**** Exercise data ****
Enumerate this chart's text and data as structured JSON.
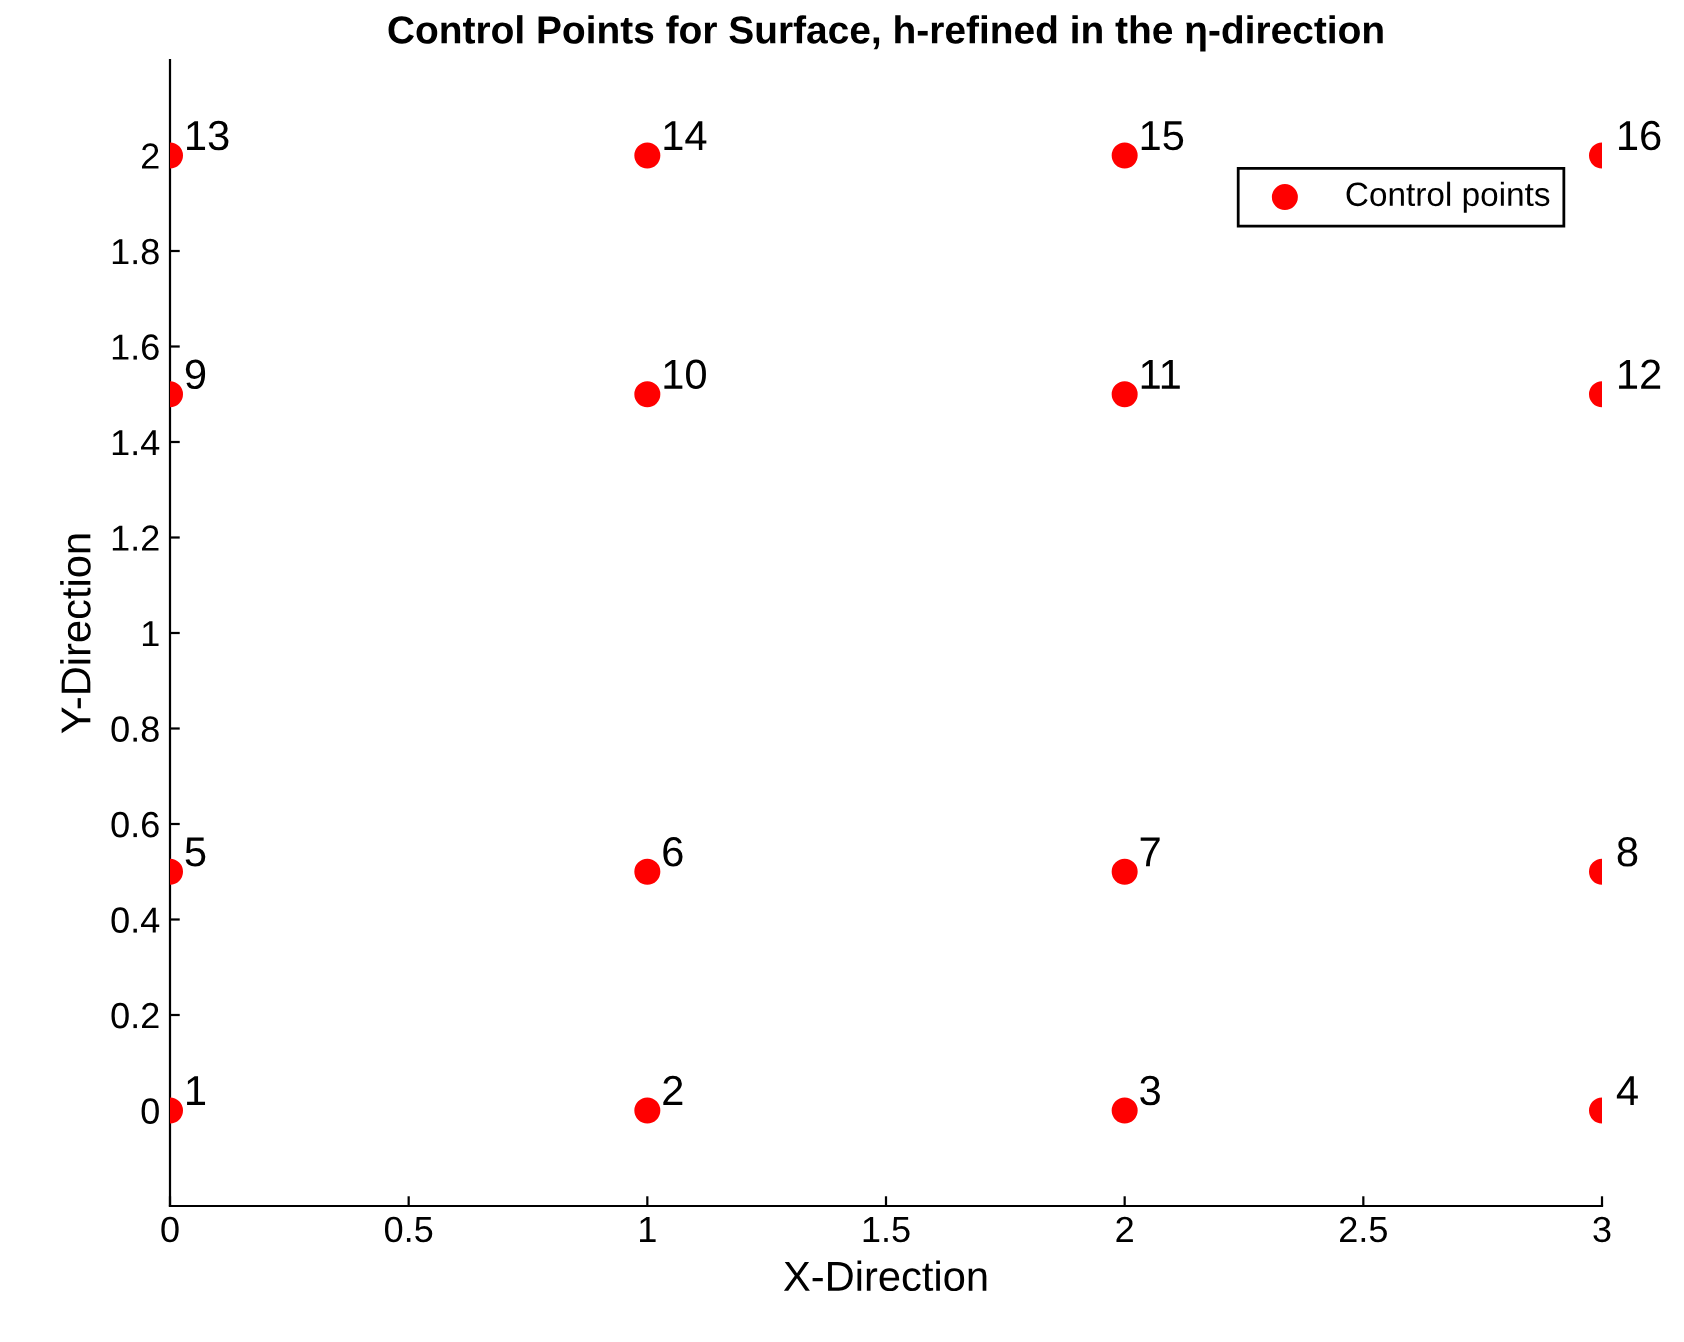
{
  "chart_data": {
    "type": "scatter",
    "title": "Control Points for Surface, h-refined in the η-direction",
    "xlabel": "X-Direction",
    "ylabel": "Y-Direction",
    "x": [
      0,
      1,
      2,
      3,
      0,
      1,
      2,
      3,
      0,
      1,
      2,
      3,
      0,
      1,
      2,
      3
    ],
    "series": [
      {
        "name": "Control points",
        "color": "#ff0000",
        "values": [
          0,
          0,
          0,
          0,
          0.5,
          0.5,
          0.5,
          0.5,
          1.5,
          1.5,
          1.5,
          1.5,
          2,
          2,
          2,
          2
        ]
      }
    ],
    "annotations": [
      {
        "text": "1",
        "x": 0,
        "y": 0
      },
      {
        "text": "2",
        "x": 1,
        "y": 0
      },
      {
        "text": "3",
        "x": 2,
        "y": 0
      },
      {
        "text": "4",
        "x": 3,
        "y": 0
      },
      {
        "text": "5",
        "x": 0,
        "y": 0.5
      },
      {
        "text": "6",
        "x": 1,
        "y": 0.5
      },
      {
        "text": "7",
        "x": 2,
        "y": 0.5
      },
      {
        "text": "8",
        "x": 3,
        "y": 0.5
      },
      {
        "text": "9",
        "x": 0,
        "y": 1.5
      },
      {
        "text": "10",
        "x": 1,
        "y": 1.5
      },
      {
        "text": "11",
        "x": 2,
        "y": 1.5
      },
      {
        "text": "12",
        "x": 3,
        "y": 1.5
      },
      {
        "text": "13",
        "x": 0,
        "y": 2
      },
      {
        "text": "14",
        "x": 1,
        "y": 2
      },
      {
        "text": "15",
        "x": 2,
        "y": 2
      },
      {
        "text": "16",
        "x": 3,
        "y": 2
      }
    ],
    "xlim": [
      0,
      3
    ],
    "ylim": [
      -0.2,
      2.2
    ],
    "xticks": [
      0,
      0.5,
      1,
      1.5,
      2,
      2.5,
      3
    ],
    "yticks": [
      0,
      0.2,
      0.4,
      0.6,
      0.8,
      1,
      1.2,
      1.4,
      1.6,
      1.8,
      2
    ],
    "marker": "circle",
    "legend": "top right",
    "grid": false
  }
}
****
*Work to do:*
An exact transcription of all the entries is required, without the pictures.

*Correct output:*
Enumerate this chart's text and data as structured JSON.
{
  "chart_data": {
    "type": "scatter",
    "title": "Control Points for Surface, h-refined in the η-direction",
    "xlabel": "X-Direction",
    "ylabel": "Y-Direction",
    "x": [
      0,
      1,
      2,
      3,
      0,
      1,
      2,
      3,
      0,
      1,
      2,
      3,
      0,
      1,
      2,
      3
    ],
    "series": [
      {
        "name": "Control points",
        "color": "#ff0000",
        "values": [
          0,
          0,
          0,
          0,
          0.5,
          0.5,
          0.5,
          0.5,
          1.5,
          1.5,
          1.5,
          1.5,
          2,
          2,
          2,
          2
        ]
      }
    ],
    "annotations": [
      {
        "text": "1",
        "x": 0,
        "y": 0
      },
      {
        "text": "2",
        "x": 1,
        "y": 0
      },
      {
        "text": "3",
        "x": 2,
        "y": 0
      },
      {
        "text": "4",
        "x": 3,
        "y": 0
      },
      {
        "text": "5",
        "x": 0,
        "y": 0.5
      },
      {
        "text": "6",
        "x": 1,
        "y": 0.5
      },
      {
        "text": "7",
        "x": 2,
        "y": 0.5
      },
      {
        "text": "8",
        "x": 3,
        "y": 0.5
      },
      {
        "text": "9",
        "x": 0,
        "y": 1.5
      },
      {
        "text": "10",
        "x": 1,
        "y": 1.5
      },
      {
        "text": "11",
        "x": 2,
        "y": 1.5
      },
      {
        "text": "12",
        "x": 3,
        "y": 1.5
      },
      {
        "text": "13",
        "x": 0,
        "y": 2
      },
      {
        "text": "14",
        "x": 1,
        "y": 2
      },
      {
        "text": "15",
        "x": 2,
        "y": 2
      },
      {
        "text": "16",
        "x": 3,
        "y": 2
      }
    ],
    "xlim": [
      0,
      3
    ],
    "ylim": [
      -0.2,
      2.2
    ],
    "xticks": [
      0,
      0.5,
      1,
      1.5,
      2,
      2.5,
      3
    ],
    "yticks": [
      0,
      0.2,
      0.4,
      0.6,
      0.8,
      1,
      1.2,
      1.4,
      1.6,
      1.8,
      2
    ],
    "marker": "circle",
    "legend": "top right",
    "grid": false
  }
}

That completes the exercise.